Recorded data
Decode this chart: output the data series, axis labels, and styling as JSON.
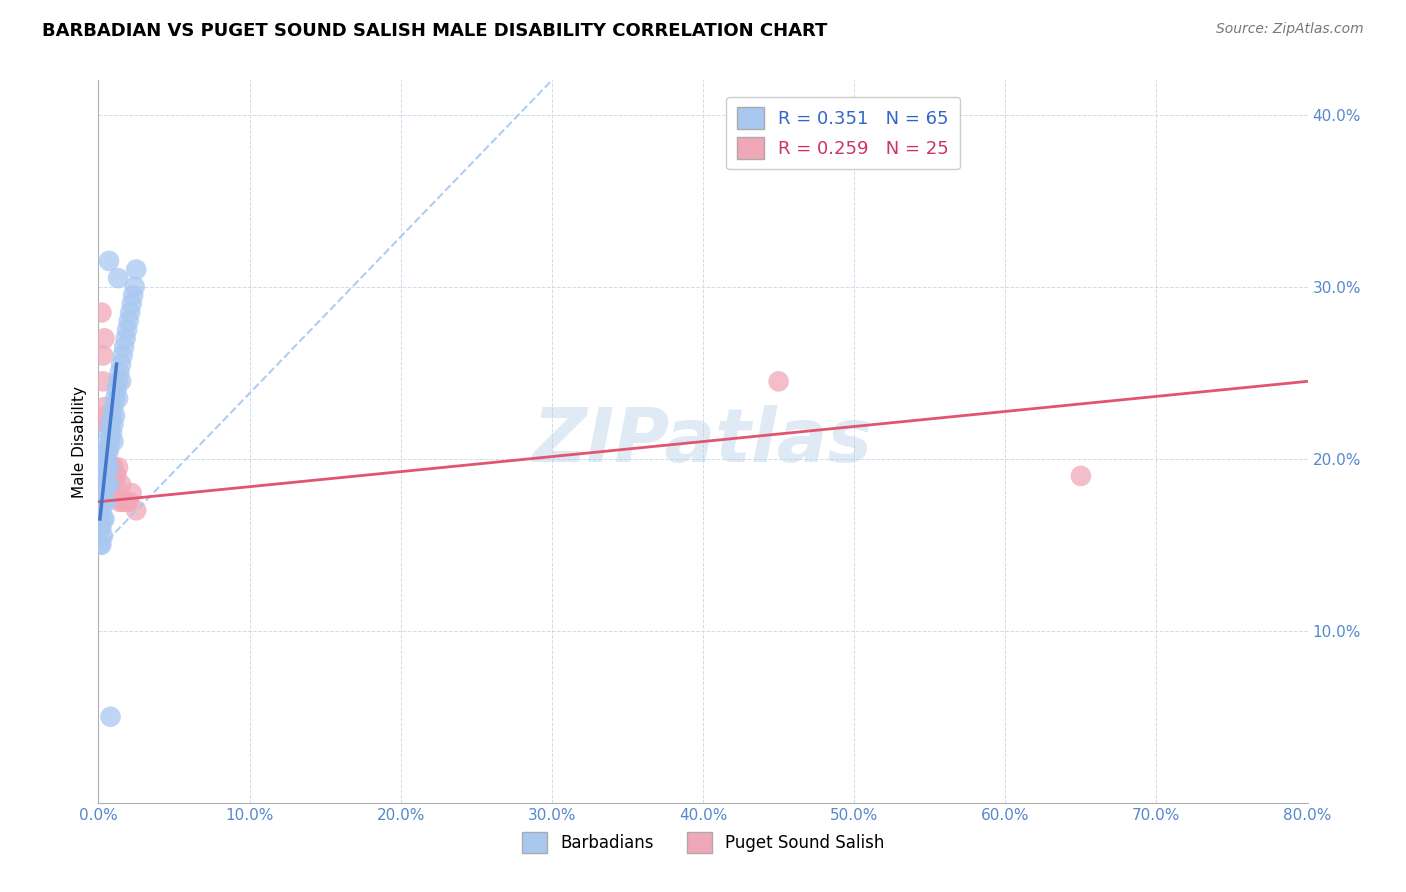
{
  "title": "BARBADIAN VS PUGET SOUND SALISH MALE DISABILITY CORRELATION CHART",
  "source": "Source: ZipAtlas.com",
  "ylabel": "Male Disability",
  "xlim": [
    0.0,
    0.8
  ],
  "ylim": [
    0.0,
    0.42
  ],
  "xticks": [
    0.0,
    0.1,
    0.2,
    0.3,
    0.4,
    0.5,
    0.6,
    0.7,
    0.8
  ],
  "yticks": [
    0.0,
    0.1,
    0.2,
    0.3,
    0.4
  ],
  "xtick_labels": [
    "0.0%",
    "10.0%",
    "20.0%",
    "30.0%",
    "40.0%",
    "50.0%",
    "60.0%",
    "70.0%",
    "80.0%"
  ],
  "ytick_labels": [
    "",
    "10.0%",
    "20.0%",
    "30.0%",
    "40.0%"
  ],
  "legend_labels": [
    "Barbadians",
    "Puget Sound Salish"
  ],
  "blue_R": 0.351,
  "blue_N": 65,
  "pink_R": 0.259,
  "pink_N": 25,
  "blue_color": "#a8c8f0",
  "pink_color": "#f0a8b8",
  "blue_line_color": "#4477cc",
  "pink_line_color": "#e05570",
  "watermark": "ZIPatlas",
  "blue_scatter_x": [
    0.001,
    0.001,
    0.001,
    0.001,
    0.001,
    0.002,
    0.002,
    0.002,
    0.002,
    0.002,
    0.002,
    0.002,
    0.003,
    0.003,
    0.003,
    0.003,
    0.003,
    0.003,
    0.004,
    0.004,
    0.004,
    0.004,
    0.004,
    0.004,
    0.005,
    0.005,
    0.005,
    0.005,
    0.005,
    0.006,
    0.006,
    0.006,
    0.006,
    0.007,
    0.007,
    0.007,
    0.007,
    0.008,
    0.008,
    0.009,
    0.009,
    0.01,
    0.01,
    0.01,
    0.011,
    0.011,
    0.012,
    0.013,
    0.013,
    0.014,
    0.015,
    0.015,
    0.016,
    0.017,
    0.018,
    0.019,
    0.02,
    0.021,
    0.022,
    0.023,
    0.024,
    0.025,
    0.013,
    0.007,
    0.008
  ],
  "blue_scatter_y": [
    0.185,
    0.175,
    0.17,
    0.16,
    0.15,
    0.19,
    0.185,
    0.18,
    0.175,
    0.17,
    0.16,
    0.15,
    0.195,
    0.19,
    0.185,
    0.175,
    0.165,
    0.155,
    0.2,
    0.195,
    0.19,
    0.185,
    0.175,
    0.165,
    0.205,
    0.2,
    0.195,
    0.185,
    0.175,
    0.21,
    0.205,
    0.195,
    0.185,
    0.215,
    0.205,
    0.195,
    0.185,
    0.22,
    0.21,
    0.225,
    0.215,
    0.23,
    0.22,
    0.21,
    0.235,
    0.225,
    0.24,
    0.245,
    0.235,
    0.25,
    0.255,
    0.245,
    0.26,
    0.265,
    0.27,
    0.275,
    0.28,
    0.285,
    0.29,
    0.295,
    0.3,
    0.31,
    0.305,
    0.315,
    0.05
  ],
  "pink_scatter_x": [
    0.002,
    0.003,
    0.003,
    0.004,
    0.004,
    0.005,
    0.005,
    0.006,
    0.006,
    0.007,
    0.008,
    0.009,
    0.01,
    0.011,
    0.012,
    0.013,
    0.014,
    0.015,
    0.016,
    0.018,
    0.02,
    0.022,
    0.025,
    0.45,
    0.65
  ],
  "pink_scatter_y": [
    0.285,
    0.26,
    0.245,
    0.27,
    0.23,
    0.225,
    0.205,
    0.22,
    0.2,
    0.22,
    0.185,
    0.195,
    0.195,
    0.185,
    0.19,
    0.195,
    0.175,
    0.185,
    0.175,
    0.175,
    0.175,
    0.18,
    0.17,
    0.245,
    0.19
  ],
  "blue_solid_line": [
    [
      0.001,
      0.012
    ],
    [
      0.165,
      0.255
    ]
  ],
  "blue_dashed_line": [
    [
      0.001,
      0.3
    ],
    [
      0.148,
      0.42
    ]
  ],
  "pink_solid_line": [
    [
      0.0,
      0.8
    ],
    [
      0.175,
      0.245
    ]
  ]
}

- **Problem description**: Leave out the pictures and print every line of the data exactly.

- **Exercise result**:
Decode this chart: output the data series, axis labels, and styling as JSON.
{
  "title": "BARBADIAN VS PUGET SOUND SALISH MALE DISABILITY CORRELATION CHART",
  "source": "Source: ZipAtlas.com",
  "ylabel": "Male Disability",
  "xlim": [
    0.0,
    0.8
  ],
  "ylim": [
    0.0,
    0.42
  ],
  "xticks": [
    0.0,
    0.1,
    0.2,
    0.3,
    0.4,
    0.5,
    0.6,
    0.7,
    0.8
  ],
  "yticks": [
    0.0,
    0.1,
    0.2,
    0.3,
    0.4
  ],
  "xtick_labels": [
    "0.0%",
    "10.0%",
    "20.0%",
    "30.0%",
    "40.0%",
    "50.0%",
    "60.0%",
    "70.0%",
    "80.0%"
  ],
  "ytick_labels": [
    "",
    "10.0%",
    "20.0%",
    "30.0%",
    "40.0%"
  ],
  "legend_labels": [
    "Barbadians",
    "Puget Sound Salish"
  ],
  "blue_R": 0.351,
  "blue_N": 65,
  "pink_R": 0.259,
  "pink_N": 25,
  "blue_color": "#a8c8f0",
  "pink_color": "#f0a8b8",
  "blue_line_color": "#4477cc",
  "pink_line_color": "#e05570",
  "watermark": "ZIPatlas",
  "blue_scatter_x": [
    0.001,
    0.001,
    0.001,
    0.001,
    0.001,
    0.002,
    0.002,
    0.002,
    0.002,
    0.002,
    0.002,
    0.002,
    0.003,
    0.003,
    0.003,
    0.003,
    0.003,
    0.003,
    0.004,
    0.004,
    0.004,
    0.004,
    0.004,
    0.004,
    0.005,
    0.005,
    0.005,
    0.005,
    0.005,
    0.006,
    0.006,
    0.006,
    0.006,
    0.007,
    0.007,
    0.007,
    0.007,
    0.008,
    0.008,
    0.009,
    0.009,
    0.01,
    0.01,
    0.01,
    0.011,
    0.011,
    0.012,
    0.013,
    0.013,
    0.014,
    0.015,
    0.015,
    0.016,
    0.017,
    0.018,
    0.019,
    0.02,
    0.021,
    0.022,
    0.023,
    0.024,
    0.025,
    0.013,
    0.007,
    0.008
  ],
  "blue_scatter_y": [
    0.185,
    0.175,
    0.17,
    0.16,
    0.15,
    0.19,
    0.185,
    0.18,
    0.175,
    0.17,
    0.16,
    0.15,
    0.195,
    0.19,
    0.185,
    0.175,
    0.165,
    0.155,
    0.2,
    0.195,
    0.19,
    0.185,
    0.175,
    0.165,
    0.205,
    0.2,
    0.195,
    0.185,
    0.175,
    0.21,
    0.205,
    0.195,
    0.185,
    0.215,
    0.205,
    0.195,
    0.185,
    0.22,
    0.21,
    0.225,
    0.215,
    0.23,
    0.22,
    0.21,
    0.235,
    0.225,
    0.24,
    0.245,
    0.235,
    0.25,
    0.255,
    0.245,
    0.26,
    0.265,
    0.27,
    0.275,
    0.28,
    0.285,
    0.29,
    0.295,
    0.3,
    0.31,
    0.305,
    0.315,
    0.05
  ],
  "pink_scatter_x": [
    0.002,
    0.003,
    0.003,
    0.004,
    0.004,
    0.005,
    0.005,
    0.006,
    0.006,
    0.007,
    0.008,
    0.009,
    0.01,
    0.011,
    0.012,
    0.013,
    0.014,
    0.015,
    0.016,
    0.018,
    0.02,
    0.022,
    0.025,
    0.45,
    0.65
  ],
  "pink_scatter_y": [
    0.285,
    0.26,
    0.245,
    0.27,
    0.23,
    0.225,
    0.205,
    0.22,
    0.2,
    0.22,
    0.185,
    0.195,
    0.195,
    0.185,
    0.19,
    0.195,
    0.175,
    0.185,
    0.175,
    0.175,
    0.175,
    0.18,
    0.17,
    0.245,
    0.19
  ],
  "blue_solid_line": [
    [
      0.001,
      0.012
    ],
    [
      0.165,
      0.255
    ]
  ],
  "blue_dashed_line": [
    [
      0.001,
      0.3
    ],
    [
      0.148,
      0.42
    ]
  ],
  "pink_solid_line": [
    [
      0.0,
      0.8
    ],
    [
      0.175,
      0.245
    ]
  ]
}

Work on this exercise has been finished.